§ **What is being asked**:
Below you will find a set of lines. Repeat them all exactly.

§ **Exercise material**:
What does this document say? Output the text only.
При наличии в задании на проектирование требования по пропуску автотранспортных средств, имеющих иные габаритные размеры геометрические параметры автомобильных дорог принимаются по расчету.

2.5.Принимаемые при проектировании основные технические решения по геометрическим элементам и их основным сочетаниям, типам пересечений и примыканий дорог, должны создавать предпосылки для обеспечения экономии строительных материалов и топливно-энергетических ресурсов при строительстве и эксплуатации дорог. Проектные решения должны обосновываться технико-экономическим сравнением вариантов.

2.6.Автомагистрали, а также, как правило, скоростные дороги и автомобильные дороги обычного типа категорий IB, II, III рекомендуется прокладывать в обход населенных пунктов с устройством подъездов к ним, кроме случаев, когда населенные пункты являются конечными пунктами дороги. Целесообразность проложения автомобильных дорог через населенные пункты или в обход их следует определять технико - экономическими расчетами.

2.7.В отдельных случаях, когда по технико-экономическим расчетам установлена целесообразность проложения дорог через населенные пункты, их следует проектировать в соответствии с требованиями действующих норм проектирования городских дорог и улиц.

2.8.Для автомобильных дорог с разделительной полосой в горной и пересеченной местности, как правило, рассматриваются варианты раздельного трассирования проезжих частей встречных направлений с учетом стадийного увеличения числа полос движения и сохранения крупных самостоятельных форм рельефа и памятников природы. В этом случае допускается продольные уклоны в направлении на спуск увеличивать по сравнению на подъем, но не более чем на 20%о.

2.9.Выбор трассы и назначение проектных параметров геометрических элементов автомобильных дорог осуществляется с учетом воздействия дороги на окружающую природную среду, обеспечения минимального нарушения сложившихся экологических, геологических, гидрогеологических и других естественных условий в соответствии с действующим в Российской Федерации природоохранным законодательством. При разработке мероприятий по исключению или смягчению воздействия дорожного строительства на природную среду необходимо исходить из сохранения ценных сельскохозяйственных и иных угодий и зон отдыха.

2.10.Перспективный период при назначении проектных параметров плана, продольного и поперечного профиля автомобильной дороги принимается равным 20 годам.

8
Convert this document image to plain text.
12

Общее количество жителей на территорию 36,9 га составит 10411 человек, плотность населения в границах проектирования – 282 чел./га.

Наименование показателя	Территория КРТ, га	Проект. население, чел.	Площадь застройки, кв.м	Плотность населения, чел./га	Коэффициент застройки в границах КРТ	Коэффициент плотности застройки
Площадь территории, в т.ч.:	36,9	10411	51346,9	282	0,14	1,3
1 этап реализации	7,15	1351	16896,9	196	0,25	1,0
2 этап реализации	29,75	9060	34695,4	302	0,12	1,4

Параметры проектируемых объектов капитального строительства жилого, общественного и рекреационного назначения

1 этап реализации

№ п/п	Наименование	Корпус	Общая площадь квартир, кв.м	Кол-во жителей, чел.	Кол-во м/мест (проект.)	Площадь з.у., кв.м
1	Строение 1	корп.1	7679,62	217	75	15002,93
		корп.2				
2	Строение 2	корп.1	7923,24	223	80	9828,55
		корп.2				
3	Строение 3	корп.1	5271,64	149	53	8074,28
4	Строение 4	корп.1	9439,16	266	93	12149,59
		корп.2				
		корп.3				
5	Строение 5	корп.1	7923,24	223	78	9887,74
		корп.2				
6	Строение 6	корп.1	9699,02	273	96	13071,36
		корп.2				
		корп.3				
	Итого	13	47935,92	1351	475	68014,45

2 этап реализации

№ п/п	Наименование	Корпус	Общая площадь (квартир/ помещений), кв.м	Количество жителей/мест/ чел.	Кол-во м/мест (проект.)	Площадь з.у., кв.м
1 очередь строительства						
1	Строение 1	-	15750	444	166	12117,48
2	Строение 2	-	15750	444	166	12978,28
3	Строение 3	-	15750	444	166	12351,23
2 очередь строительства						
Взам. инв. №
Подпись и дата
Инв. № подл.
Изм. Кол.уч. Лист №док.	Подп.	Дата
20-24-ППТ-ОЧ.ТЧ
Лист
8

§ **Result**:
What does this document say? Output the text only.
При наличии в задании на проектирование требования по пропуску автотранспортных средств, имеющих иные габаритные размеры геометрические параметры автомобильных дорог принимаются по расчету.

2.5.Принимаемые при проектировании основные технические решения по геометрическим элементам и их основным сочетаниям, типам пересечений и примыканий дорог, должны создавать предпосылки для обеспечения экономии строительных материалов и топливно-энергетических ресурсов при строительстве и эксплуатации дорог. Проектные решения должны обосновываться технико-экономическим сравнением вариантов.

2.6.Автомагистрали, а также, как правило, скоростные дороги и автомобильные дороги обычного типа категорий IB, II, III рекомендуется прокладывать в обход населенных пунктов с устройством подъездов к ним, кроме случаев, когда населенные пункты являются конечными пунктами дороги. Целесообразность проложения автомобильных дорог через населенные пункты или в обход их следует определять технико - экономическими расчетами.

2.7.В отдельных случаях, когда по технико-экономическим расчетам установлена целесообразность проложения дорог через населенные пункты, их следует проектировать в соответствии с требованиями действующих норм проектирования городских дорог и улиц.

2.8.Для автомобильных дорог с разделительной полосой в горной и пересеченной местности, как правило, рассматриваются варианты раздельного трассирования проезжих частей встречных направлений с учетом стадийного увеличения числа полос движения и сохранения крупных самостоятельных форм рельефа и памятников природы. В этом случае допускается продольные уклоны в направлении на спуск увеличивать по сравнению на подъем, но не более чем на 20%о.

2.9.Выбор трассы и назначение проектных параметров геометрических элементов автомобильных дорог осуществляется с учетом воздействия дороги на окружающую природную среду, обеспечения минимального нарушения сложившихся экологических, геологических, гидрогеологических и других естественных условий в соответствии с действующим в Российской Федерации природоохранным законодательством. При разработке мероприятий по исключению или смягчению воздействия дорожного строительства на природную среду необходимо исходить из сохранения ценных сельскохозяйственных и иных угодий и зон отдыха.

2.10.Перспективный период при назначении проектных параметров плана, продольного и поперечного профиля автомобильной дороги принимается равным 20 годам.

8
Convert this document image to plain text.
12

Общее количество жителей на территорию 36,9 га составит 10411 человек, плотность населения в границах проектирования – 282 чел./га.

Наименование показателя	Территория КРТ, га	Проект. население, чел.	Площадь застройки, кв.м	Плотность населения, чел./га	Коэффициент застройки в границах КРТ	Коэффициент плотности застройки
Площадь территории, в т.ч.:	36,9	10411	51346,9	282	0,14	1,3
1 этап реализации	7,15	1351	16896,9	196	0,25	1,0
2 этап реализации	29,75	9060	34695,4	302	0,12	1,4

Параметры проектируемых объектов капитального строительства жилого, общественного и рекреационного назначения

1 этап реализации

№ п/п	Наименование	Корпус	Общая площадь квартир, кв.м	Кол-во жителей, чел.	Кол-во м/мест (проект.)	Площадь з.у., кв.м
1	Строение 1	корп.1	7679,62	217	75	15002,93
		корп.2				
2	Строение 2	корп.1	7923,24	223	80	9828,55
		корп.2				
3	Строение 3	корп.1	5271,64	149	53	8074,28
4	Строение 4	корп.1	9439,16	266	93	12149,59
		корп.2				
		корп.3				
5	Строение 5	корп.1	7923,24	223	78	9887,74
		корп.2				
6	Строение 6	корп.1	9699,02	273	96	13071,36
		корп.2				
		корп.3				
	Итого	13	47935,92	1351	475	68014,45

2 этап реализации

№ п/п	Наименование	Корпус	Общая площадь (квартир/ помещений), кв.м	Количество жителей/мест/ чел.	Кол-во м/мест (проект.)	Площадь з.у., кв.м
1 очередь строительства						
1	Строение 1	-	15750	444	166	12117,48
2	Строение 2	-	15750	444	166	12978,28
3	Строение 3	-	15750	444	166	12351,23
2 очередь строительства						
Взам. инв. №
Подпись и дата
Инв. № подл.
Изм. Кол.уч. Лист №док.	Подп.	Дата
20-24-ППТ-ОЧ.ТЧ
Лист
8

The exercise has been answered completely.